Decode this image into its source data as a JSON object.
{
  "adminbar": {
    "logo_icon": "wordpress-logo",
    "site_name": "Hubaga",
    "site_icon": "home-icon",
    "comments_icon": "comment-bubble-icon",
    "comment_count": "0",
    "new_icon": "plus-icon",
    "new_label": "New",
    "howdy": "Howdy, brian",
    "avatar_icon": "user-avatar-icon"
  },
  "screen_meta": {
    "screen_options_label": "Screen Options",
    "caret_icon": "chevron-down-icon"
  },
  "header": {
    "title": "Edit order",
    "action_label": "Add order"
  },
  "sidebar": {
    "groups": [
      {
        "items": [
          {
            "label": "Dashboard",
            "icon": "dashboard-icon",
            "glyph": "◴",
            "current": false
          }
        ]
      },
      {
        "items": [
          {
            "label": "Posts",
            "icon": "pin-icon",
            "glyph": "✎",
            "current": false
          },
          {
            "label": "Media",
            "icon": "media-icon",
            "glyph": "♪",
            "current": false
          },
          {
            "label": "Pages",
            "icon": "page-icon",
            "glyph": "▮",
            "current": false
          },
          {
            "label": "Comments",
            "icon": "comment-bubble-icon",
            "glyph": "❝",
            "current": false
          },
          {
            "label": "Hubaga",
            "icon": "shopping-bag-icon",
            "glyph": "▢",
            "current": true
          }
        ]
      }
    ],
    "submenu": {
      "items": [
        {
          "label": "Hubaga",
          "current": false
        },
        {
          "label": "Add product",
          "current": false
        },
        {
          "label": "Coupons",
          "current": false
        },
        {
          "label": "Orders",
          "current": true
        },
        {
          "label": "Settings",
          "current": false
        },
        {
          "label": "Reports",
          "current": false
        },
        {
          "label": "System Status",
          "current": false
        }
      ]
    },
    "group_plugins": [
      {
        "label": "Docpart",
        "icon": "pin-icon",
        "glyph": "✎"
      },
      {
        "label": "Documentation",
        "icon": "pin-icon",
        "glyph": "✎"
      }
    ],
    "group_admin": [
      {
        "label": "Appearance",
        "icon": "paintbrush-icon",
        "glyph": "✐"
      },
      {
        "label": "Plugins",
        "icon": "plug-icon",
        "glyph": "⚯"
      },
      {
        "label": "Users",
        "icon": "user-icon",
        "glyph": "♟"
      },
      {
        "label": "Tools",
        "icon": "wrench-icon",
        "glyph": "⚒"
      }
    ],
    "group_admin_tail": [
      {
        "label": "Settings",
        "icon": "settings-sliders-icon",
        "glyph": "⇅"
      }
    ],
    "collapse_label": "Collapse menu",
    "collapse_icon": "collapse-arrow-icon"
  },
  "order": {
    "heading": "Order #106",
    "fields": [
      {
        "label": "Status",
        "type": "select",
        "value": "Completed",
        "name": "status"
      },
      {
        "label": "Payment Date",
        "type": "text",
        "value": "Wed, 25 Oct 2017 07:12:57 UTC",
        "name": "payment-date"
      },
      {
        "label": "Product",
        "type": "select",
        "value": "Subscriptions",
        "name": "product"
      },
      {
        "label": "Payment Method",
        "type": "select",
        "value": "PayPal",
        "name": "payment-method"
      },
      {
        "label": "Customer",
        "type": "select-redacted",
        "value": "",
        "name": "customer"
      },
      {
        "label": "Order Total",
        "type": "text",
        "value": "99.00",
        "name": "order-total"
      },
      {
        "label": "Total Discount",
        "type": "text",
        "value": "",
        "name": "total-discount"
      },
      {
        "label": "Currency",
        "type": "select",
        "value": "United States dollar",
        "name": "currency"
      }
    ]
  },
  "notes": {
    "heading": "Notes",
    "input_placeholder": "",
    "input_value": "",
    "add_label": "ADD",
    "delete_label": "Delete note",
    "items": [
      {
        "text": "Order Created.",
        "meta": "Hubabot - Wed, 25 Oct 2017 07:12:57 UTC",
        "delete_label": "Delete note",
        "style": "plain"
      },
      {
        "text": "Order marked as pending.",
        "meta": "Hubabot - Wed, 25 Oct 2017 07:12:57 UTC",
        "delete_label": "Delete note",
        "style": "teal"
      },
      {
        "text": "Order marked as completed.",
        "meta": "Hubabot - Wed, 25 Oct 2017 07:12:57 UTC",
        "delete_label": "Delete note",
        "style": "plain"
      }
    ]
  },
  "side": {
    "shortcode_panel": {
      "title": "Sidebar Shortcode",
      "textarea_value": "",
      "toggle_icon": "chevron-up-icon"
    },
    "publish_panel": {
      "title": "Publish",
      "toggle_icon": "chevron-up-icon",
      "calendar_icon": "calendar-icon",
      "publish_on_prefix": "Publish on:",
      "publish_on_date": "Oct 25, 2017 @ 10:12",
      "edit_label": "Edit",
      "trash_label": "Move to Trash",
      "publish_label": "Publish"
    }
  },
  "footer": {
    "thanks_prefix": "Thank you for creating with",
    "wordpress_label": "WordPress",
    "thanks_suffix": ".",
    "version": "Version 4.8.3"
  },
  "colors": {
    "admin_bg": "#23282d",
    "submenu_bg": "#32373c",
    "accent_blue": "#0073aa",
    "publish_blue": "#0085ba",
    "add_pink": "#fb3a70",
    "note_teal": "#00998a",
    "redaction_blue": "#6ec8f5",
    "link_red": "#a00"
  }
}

*-*-*

Copy out all lines above that include the string "bubble".

■ ANSWER TO THIS TASK:
    "comments_icon": "comment-bubble-icon",
            "icon": "comment-bubble-icon",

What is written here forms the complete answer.